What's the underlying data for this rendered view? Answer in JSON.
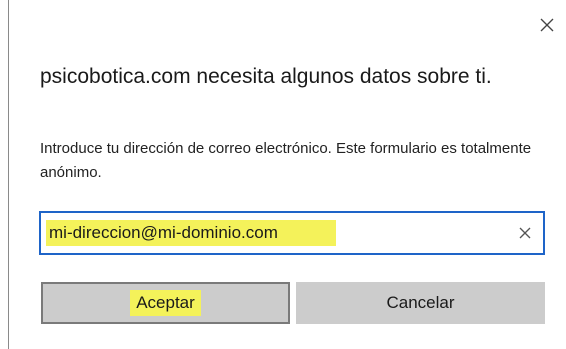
{
  "dialog": {
    "title": "psicobotica.com necesita algunos datos sobre ti.",
    "description": "Introduce tu dirección de correo electrónico. Este formulario es totalmente anónimo.",
    "email_input": {
      "value": "mi-direccion@mi-dominio.com",
      "placeholder": ""
    },
    "accept_label": "Aceptar",
    "cancel_label": "Cancelar",
    "close_icon": "close-icon",
    "clear_icon": "clear-icon"
  },
  "colors": {
    "focus_border": "#1e64c8",
    "highlight": "#f4f25a",
    "button_bg": "#cccccc"
  }
}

++++++++++++++++++++

GIVEN REQUEST ▸
Select, from the listing, all lines that include the word "icon".

RESULT FOR THIS TASK ▸
    "close_icon": "close-icon",
    "clear_icon": "clear-icon"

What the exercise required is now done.